■ Short exercise
In the entries below, count each line holding the word "name". Answer with the total alone.

■ Data records
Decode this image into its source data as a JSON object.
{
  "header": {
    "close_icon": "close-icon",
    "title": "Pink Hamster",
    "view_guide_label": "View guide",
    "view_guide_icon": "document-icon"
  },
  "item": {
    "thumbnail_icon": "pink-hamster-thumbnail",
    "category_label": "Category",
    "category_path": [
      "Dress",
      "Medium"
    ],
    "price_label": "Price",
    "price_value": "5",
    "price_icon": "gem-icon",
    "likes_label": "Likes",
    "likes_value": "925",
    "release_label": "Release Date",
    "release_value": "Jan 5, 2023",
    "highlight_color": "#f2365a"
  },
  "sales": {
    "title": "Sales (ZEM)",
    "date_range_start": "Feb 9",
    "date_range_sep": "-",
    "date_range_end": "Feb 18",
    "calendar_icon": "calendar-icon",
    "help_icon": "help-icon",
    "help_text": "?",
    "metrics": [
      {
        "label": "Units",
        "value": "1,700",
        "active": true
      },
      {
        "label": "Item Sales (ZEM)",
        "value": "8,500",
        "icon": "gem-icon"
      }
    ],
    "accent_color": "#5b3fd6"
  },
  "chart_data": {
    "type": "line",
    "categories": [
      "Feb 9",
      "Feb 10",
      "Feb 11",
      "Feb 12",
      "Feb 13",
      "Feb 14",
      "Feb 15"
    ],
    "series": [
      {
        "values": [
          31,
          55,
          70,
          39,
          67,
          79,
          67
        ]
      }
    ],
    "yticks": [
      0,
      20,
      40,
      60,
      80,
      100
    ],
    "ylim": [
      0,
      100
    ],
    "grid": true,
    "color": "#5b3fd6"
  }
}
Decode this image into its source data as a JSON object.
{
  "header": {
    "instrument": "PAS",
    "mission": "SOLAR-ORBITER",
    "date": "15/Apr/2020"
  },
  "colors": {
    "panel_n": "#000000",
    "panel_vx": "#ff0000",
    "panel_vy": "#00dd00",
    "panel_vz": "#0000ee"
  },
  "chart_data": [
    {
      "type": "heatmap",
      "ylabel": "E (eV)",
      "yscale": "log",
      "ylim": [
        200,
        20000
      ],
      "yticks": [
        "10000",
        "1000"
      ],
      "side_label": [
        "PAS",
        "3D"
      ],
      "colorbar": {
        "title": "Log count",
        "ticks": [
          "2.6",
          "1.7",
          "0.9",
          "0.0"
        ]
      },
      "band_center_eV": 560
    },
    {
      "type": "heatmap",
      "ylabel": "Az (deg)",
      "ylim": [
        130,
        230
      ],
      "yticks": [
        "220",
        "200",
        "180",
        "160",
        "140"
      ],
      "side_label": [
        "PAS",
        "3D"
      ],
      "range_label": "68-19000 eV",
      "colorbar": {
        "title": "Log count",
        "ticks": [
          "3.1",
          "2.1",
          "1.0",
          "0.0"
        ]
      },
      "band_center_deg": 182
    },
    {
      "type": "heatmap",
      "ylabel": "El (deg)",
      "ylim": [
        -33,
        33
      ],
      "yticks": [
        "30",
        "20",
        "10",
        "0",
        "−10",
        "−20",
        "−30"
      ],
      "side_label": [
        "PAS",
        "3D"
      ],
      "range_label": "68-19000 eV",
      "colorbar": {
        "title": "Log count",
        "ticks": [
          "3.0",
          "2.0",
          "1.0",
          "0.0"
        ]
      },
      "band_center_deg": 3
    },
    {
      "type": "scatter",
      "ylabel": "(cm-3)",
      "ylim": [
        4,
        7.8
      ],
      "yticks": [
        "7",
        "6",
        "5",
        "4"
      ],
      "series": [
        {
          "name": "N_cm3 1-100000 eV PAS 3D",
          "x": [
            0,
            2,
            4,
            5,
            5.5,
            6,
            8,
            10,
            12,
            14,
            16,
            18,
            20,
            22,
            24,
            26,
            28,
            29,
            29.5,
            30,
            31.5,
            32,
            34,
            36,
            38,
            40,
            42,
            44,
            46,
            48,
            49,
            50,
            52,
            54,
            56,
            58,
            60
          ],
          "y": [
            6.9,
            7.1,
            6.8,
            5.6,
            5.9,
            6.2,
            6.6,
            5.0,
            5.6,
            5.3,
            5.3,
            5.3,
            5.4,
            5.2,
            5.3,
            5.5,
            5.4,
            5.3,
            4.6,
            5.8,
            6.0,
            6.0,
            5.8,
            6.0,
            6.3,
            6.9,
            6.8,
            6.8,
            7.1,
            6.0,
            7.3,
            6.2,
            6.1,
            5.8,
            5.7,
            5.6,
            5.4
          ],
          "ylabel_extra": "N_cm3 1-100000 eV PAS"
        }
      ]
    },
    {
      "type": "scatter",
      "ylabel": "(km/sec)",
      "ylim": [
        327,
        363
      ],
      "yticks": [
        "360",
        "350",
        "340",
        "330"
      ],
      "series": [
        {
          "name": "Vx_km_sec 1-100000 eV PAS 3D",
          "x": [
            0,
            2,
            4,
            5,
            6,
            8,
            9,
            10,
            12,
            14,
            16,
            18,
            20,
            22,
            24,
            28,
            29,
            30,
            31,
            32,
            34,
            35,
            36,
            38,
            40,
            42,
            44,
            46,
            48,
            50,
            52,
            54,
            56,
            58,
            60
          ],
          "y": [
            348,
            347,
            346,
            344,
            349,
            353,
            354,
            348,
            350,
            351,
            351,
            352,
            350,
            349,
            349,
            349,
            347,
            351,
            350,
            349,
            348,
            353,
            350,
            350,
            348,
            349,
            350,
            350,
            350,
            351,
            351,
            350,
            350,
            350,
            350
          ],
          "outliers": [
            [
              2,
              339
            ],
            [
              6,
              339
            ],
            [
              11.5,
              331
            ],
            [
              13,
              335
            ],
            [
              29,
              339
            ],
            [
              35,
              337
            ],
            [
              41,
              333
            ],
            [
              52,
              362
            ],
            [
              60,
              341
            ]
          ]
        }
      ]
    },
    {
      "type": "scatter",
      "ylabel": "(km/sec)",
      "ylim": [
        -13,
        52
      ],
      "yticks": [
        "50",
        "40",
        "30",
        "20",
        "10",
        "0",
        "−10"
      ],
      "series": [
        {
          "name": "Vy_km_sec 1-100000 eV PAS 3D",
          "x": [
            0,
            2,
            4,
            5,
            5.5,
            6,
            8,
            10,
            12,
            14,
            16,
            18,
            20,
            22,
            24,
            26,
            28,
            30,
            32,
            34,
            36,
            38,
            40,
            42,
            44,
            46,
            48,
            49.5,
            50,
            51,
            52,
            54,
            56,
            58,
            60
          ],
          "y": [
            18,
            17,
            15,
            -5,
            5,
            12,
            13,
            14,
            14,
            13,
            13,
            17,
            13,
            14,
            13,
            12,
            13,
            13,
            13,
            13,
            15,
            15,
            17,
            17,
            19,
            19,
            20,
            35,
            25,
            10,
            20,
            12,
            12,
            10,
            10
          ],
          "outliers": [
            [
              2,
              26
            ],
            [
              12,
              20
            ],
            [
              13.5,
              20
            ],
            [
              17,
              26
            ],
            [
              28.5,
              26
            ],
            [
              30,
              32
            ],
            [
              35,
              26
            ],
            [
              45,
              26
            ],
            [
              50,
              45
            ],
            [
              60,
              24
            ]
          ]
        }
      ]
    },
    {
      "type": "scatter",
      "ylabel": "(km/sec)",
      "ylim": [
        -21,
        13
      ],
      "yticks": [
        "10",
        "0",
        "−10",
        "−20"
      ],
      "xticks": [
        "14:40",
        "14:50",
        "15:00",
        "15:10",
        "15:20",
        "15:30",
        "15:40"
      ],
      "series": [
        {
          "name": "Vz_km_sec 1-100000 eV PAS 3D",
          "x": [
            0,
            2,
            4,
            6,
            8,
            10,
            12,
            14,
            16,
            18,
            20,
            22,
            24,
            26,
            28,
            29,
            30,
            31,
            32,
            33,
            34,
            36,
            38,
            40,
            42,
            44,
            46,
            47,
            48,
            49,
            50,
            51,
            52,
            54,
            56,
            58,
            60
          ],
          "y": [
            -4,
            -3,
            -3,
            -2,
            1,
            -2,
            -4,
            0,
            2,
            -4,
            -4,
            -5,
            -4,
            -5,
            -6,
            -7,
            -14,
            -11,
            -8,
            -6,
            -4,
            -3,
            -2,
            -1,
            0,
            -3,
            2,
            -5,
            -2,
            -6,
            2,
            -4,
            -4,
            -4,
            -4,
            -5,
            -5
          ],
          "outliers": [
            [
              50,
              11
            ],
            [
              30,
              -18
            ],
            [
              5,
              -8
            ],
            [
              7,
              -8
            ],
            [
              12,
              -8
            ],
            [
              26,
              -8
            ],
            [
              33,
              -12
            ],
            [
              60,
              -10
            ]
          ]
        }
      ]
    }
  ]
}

■ Result
4